→ STATED PROBLEM
Find each line that has the string "mean" and give the total, with nothing else.

Dataset entries:
------

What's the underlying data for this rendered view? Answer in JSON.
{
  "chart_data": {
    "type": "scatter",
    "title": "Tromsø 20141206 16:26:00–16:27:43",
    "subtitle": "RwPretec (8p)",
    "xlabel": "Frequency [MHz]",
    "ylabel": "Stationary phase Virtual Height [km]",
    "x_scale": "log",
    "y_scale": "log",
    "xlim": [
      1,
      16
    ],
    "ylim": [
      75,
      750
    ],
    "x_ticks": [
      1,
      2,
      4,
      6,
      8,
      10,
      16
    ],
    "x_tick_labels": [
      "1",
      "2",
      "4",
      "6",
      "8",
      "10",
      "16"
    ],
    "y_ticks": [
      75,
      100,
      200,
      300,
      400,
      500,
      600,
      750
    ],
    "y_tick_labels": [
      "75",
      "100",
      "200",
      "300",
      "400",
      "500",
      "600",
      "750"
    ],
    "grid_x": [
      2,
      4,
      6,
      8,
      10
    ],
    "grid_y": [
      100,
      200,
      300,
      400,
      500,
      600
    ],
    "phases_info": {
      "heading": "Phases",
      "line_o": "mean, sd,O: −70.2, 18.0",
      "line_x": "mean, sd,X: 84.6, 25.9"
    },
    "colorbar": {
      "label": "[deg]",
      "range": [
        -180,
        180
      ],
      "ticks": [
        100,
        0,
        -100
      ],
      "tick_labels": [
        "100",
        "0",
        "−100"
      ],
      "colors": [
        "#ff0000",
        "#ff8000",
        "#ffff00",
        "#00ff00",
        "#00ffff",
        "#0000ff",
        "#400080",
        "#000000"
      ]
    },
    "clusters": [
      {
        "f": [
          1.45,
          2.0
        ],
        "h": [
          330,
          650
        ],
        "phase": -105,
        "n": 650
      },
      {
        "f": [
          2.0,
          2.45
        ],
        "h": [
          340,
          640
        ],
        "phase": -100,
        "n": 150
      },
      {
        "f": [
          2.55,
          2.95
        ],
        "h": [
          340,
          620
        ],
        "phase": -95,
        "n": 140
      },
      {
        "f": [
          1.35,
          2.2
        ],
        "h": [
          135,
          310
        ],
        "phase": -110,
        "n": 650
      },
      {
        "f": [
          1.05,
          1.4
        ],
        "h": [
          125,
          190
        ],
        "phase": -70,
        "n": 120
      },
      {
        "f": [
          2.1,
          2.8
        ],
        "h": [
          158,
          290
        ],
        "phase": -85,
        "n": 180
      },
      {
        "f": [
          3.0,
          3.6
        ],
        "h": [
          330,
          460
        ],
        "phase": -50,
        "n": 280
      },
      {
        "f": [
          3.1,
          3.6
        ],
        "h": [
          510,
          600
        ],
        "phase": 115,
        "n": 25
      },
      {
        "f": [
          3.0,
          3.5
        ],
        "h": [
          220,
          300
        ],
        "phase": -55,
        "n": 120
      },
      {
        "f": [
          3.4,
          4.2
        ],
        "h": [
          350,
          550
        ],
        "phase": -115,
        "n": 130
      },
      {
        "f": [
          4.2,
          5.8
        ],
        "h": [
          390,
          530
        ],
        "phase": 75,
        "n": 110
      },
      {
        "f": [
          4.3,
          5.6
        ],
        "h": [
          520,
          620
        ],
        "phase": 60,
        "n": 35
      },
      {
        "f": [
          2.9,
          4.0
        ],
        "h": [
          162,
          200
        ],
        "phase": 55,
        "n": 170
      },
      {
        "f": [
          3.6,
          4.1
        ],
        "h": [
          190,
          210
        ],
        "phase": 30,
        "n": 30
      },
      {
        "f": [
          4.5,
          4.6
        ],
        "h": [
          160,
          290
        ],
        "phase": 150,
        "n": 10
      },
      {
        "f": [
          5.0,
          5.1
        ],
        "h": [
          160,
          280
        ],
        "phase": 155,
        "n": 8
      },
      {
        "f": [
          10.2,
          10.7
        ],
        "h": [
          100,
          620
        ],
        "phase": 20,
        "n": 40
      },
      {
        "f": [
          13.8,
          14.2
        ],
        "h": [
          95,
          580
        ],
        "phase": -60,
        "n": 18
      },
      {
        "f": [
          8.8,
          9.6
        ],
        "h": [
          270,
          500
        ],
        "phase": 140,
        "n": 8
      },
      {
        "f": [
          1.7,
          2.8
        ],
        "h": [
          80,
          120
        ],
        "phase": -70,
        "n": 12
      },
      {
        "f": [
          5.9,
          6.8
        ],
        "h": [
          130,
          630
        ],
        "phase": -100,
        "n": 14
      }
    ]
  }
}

------

→ RESULT OF THE TASK
2